(Records from a data collection)
============================================================

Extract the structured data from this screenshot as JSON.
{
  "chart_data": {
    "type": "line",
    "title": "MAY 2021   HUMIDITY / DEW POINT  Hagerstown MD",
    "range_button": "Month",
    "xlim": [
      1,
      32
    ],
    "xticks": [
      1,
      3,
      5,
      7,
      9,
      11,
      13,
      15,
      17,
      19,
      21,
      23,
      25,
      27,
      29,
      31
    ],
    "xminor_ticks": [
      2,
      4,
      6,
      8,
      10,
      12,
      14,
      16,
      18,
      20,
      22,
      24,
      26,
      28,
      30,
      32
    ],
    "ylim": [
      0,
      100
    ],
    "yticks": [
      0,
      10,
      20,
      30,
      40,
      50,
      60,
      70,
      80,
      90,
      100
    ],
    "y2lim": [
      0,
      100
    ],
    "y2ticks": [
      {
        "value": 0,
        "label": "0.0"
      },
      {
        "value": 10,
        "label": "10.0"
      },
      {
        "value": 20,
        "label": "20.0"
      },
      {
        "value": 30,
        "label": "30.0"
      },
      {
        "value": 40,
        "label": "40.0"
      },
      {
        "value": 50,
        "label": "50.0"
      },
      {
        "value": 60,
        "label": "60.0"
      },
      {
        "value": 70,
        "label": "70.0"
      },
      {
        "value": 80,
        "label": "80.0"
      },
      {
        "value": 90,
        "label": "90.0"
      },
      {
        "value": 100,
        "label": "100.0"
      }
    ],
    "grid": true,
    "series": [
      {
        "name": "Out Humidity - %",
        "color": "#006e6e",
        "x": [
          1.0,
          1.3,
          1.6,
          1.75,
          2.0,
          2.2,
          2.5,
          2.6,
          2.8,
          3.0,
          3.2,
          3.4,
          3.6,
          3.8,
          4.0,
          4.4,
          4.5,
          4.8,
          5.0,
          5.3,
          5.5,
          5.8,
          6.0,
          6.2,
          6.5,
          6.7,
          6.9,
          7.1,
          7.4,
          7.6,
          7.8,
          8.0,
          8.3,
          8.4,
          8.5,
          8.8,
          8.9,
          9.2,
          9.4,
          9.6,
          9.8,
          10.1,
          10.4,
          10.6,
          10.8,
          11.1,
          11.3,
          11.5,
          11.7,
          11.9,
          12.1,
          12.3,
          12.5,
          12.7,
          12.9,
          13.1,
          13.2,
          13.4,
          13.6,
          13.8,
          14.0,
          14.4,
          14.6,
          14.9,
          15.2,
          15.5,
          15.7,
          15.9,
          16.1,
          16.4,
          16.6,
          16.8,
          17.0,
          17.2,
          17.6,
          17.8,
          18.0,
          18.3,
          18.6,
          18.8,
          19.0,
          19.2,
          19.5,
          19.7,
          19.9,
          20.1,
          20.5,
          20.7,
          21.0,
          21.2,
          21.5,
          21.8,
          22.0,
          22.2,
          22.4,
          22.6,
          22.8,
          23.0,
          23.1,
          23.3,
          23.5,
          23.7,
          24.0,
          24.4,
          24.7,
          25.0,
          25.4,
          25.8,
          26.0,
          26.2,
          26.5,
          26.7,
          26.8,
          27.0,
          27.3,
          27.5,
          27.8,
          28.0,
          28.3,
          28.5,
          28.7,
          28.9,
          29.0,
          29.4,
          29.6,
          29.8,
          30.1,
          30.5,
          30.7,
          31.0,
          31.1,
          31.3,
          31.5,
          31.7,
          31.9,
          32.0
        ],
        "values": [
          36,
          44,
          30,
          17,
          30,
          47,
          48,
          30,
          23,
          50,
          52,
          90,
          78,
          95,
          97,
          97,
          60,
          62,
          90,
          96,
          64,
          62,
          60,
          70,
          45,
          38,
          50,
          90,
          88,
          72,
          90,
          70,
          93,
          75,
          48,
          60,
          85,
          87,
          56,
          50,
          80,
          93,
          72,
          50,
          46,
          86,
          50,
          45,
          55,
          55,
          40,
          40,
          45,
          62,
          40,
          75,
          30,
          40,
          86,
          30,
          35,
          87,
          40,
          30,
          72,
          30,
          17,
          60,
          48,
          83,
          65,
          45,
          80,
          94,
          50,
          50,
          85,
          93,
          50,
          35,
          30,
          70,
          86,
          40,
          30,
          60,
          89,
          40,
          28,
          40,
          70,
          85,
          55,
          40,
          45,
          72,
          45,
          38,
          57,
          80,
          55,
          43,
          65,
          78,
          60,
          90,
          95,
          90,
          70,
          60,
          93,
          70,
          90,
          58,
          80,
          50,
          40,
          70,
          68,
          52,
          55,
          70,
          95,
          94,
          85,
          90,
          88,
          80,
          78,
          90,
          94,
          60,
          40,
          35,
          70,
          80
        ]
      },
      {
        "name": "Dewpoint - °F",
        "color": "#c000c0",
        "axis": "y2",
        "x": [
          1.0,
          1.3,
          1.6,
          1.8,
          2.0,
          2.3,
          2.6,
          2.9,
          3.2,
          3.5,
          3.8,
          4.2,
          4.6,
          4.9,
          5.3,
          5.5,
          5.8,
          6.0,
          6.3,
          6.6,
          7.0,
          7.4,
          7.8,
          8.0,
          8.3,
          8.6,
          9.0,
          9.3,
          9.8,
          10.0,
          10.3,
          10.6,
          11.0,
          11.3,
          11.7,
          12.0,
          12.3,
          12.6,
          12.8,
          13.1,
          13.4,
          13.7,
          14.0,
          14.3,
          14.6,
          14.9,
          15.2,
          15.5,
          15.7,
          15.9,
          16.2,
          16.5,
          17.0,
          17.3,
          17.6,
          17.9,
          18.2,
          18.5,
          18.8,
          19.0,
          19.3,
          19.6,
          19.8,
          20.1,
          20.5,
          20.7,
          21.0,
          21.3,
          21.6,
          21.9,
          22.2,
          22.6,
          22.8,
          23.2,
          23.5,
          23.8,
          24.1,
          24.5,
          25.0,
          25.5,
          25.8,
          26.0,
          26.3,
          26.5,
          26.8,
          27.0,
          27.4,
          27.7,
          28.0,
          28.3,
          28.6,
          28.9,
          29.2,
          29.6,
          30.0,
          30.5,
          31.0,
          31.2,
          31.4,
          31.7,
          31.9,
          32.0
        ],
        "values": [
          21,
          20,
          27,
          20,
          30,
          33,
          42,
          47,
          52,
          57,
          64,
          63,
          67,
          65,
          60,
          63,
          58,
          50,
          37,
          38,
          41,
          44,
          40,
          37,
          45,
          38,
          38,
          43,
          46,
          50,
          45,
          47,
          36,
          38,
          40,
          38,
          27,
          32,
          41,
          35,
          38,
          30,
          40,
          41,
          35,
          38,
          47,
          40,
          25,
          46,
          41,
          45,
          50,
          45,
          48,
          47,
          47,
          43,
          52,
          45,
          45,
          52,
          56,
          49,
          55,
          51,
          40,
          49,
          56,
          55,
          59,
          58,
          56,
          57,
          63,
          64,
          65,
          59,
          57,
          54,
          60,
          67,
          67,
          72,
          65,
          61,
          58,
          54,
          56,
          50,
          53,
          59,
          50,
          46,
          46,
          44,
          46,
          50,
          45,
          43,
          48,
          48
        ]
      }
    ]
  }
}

============================================================

=== Given exercise ===
Extract every line above exactly as it stands.

=== Solution below ===
Extract the structured data from this screenshot as JSON.
{
  "chart_data": {
    "type": "line",
    "title": "MAY 2021   HUMIDITY / DEW POINT  Hagerstown MD",
    "range_button": "Month",
    "xlim": [
      1,
      32
    ],
    "xticks": [
      1,
      3,
      5,
      7,
      9,
      11,
      13,
      15,
      17,
      19,
      21,
      23,
      25,
      27,
      29,
      31
    ],
    "xminor_ticks": [
      2,
      4,
      6,
      8,
      10,
      12,
      14,
      16,
      18,
      20,
      22,
      24,
      26,
      28,
      30,
      32
    ],
    "ylim": [
      0,
      100
    ],
    "yticks": [
      0,
      10,
      20,
      30,
      40,
      50,
      60,
      70,
      80,
      90,
      100
    ],
    "y2lim": [
      0,
      100
    ],
    "y2ticks": [
      {
        "value": 0,
        "label": "0.0"
      },
      {
        "value": 10,
        "label": "10.0"
      },
      {
        "value": 20,
        "label": "20.0"
      },
      {
        "value": 30,
        "label": "30.0"
      },
      {
        "value": 40,
        "label": "40.0"
      },
      {
        "value": 50,
        "label": "50.0"
      },
      {
        "value": 60,
        "label": "60.0"
      },
      {
        "value": 70,
        "label": "70.0"
      },
      {
        "value": 80,
        "label": "80.0"
      },
      {
        "value": 90,
        "label": "90.0"
      },
      {
        "value": 100,
        "label": "100.0"
      }
    ],
    "grid": true,
    "series": [
      {
        "name": "Out Humidity - %",
        "color": "#006e6e",
        "x": [
          1.0,
          1.3,
          1.6,
          1.75,
          2.0,
          2.2,
          2.5,
          2.6,
          2.8,
          3.0,
          3.2,
          3.4,
          3.6,
          3.8,
          4.0,
          4.4,
          4.5,
          4.8,
          5.0,
          5.3,
          5.5,
          5.8,
          6.0,
          6.2,
          6.5,
          6.7,
          6.9,
          7.1,
          7.4,
          7.6,
          7.8,
          8.0,
          8.3,
          8.4,
          8.5,
          8.8,
          8.9,
          9.2,
          9.4,
          9.6,
          9.8,
          10.1,
          10.4,
          10.6,
          10.8,
          11.1,
          11.3,
          11.5,
          11.7,
          11.9,
          12.1,
          12.3,
          12.5,
          12.7,
          12.9,
          13.1,
          13.2,
          13.4,
          13.6,
          13.8,
          14.0,
          14.4,
          14.6,
          14.9,
          15.2,
          15.5,
          15.7,
          15.9,
          16.1,
          16.4,
          16.6,
          16.8,
          17.0,
          17.2,
          17.6,
          17.8,
          18.0,
          18.3,
          18.6,
          18.8,
          19.0,
          19.2,
          19.5,
          19.7,
          19.9,
          20.1,
          20.5,
          20.7,
          21.0,
          21.2,
          21.5,
          21.8,
          22.0,
          22.2,
          22.4,
          22.6,
          22.8,
          23.0,
          23.1,
          23.3,
          23.5,
          23.7,
          24.0,
          24.4,
          24.7,
          25.0,
          25.4,
          25.8,
          26.0,
          26.2,
          26.5,
          26.7,
          26.8,
          27.0,
          27.3,
          27.5,
          27.8,
          28.0,
          28.3,
          28.5,
          28.7,
          28.9,
          29.0,
          29.4,
          29.6,
          29.8,
          30.1,
          30.5,
          30.7,
          31.0,
          31.1,
          31.3,
          31.5,
          31.7,
          31.9,
          32.0
        ],
        "values": [
          36,
          44,
          30,
          17,
          30,
          47,
          48,
          30,
          23,
          50,
          52,
          90,
          78,
          95,
          97,
          97,
          60,
          62,
          90,
          96,
          64,
          62,
          60,
          70,
          45,
          38,
          50,
          90,
          88,
          72,
          90,
          70,
          93,
          75,
          48,
          60,
          85,
          87,
          56,
          50,
          80,
          93,
          72,
          50,
          46,
          86,
          50,
          45,
          55,
          55,
          40,
          40,
          45,
          62,
          40,
          75,
          30,
          40,
          86,
          30,
          35,
          87,
          40,
          30,
          72,
          30,
          17,
          60,
          48,
          83,
          65,
          45,
          80,
          94,
          50,
          50,
          85,
          93,
          50,
          35,
          30,
          70,
          86,
          40,
          30,
          60,
          89,
          40,
          28,
          40,
          70,
          85,
          55,
          40,
          45,
          72,
          45,
          38,
          57,
          80,
          55,
          43,
          65,
          78,
          60,
          90,
          95,
          90,
          70,
          60,
          93,
          70,
          90,
          58,
          80,
          50,
          40,
          70,
          68,
          52,
          55,
          70,
          95,
          94,
          85,
          90,
          88,
          80,
          78,
          90,
          94,
          60,
          40,
          35,
          70,
          80
        ]
      },
      {
        "name": "Dewpoint - °F",
        "color": "#c000c0",
        "axis": "y2",
        "x": [
          1.0,
          1.3,
          1.6,
          1.8,
          2.0,
          2.3,
          2.6,
          2.9,
          3.2,
          3.5,
          3.8,
          4.2,
          4.6,
          4.9,
          5.3,
          5.5,
          5.8,
          6.0,
          6.3,
          6.6,
          7.0,
          7.4,
          7.8,
          8.0,
          8.3,
          8.6,
          9.0,
          9.3,
          9.8,
          10.0,
          10.3,
          10.6,
          11.0,
          11.3,
          11.7,
          12.0,
          12.3,
          12.6,
          12.8,
          13.1,
          13.4,
          13.7,
          14.0,
          14.3,
          14.6,
          14.9,
          15.2,
          15.5,
          15.7,
          15.9,
          16.2,
          16.5,
          17.0,
          17.3,
          17.6,
          17.9,
          18.2,
          18.5,
          18.8,
          19.0,
          19.3,
          19.6,
          19.8,
          20.1,
          20.5,
          20.7,
          21.0,
          21.3,
          21.6,
          21.9,
          22.2,
          22.6,
          22.8,
          23.2,
          23.5,
          23.8,
          24.1,
          24.5,
          25.0,
          25.5,
          25.8,
          26.0,
          26.3,
          26.5,
          26.8,
          27.0,
          27.4,
          27.7,
          28.0,
          28.3,
          28.6,
          28.9,
          29.2,
          29.6,
          30.0,
          30.5,
          31.0,
          31.2,
          31.4,
          31.7,
          31.9,
          32.0
        ],
        "values": [
          21,
          20,
          27,
          20,
          30,
          33,
          42,
          47,
          52,
          57,
          64,
          63,
          67,
          65,
          60,
          63,
          58,
          50,
          37,
          38,
          41,
          44,
          40,
          37,
          45,
          38,
          38,
          43,
          46,
          50,
          45,
          47,
          36,
          38,
          40,
          38,
          27,
          32,
          41,
          35,
          38,
          30,
          40,
          41,
          35,
          38,
          47,
          40,
          25,
          46,
          41,
          45,
          50,
          45,
          48,
          47,
          47,
          43,
          52,
          45,
          45,
          52,
          56,
          49,
          55,
          51,
          40,
          49,
          56,
          55,
          59,
          58,
          56,
          57,
          63,
          64,
          65,
          59,
          57,
          54,
          60,
          67,
          67,
          72,
          65,
          61,
          58,
          54,
          56,
          50,
          53,
          59,
          50,
          46,
          46,
          44,
          46,
          50,
          45,
          43,
          48,
          48
        ]
      }
    ]
  }
}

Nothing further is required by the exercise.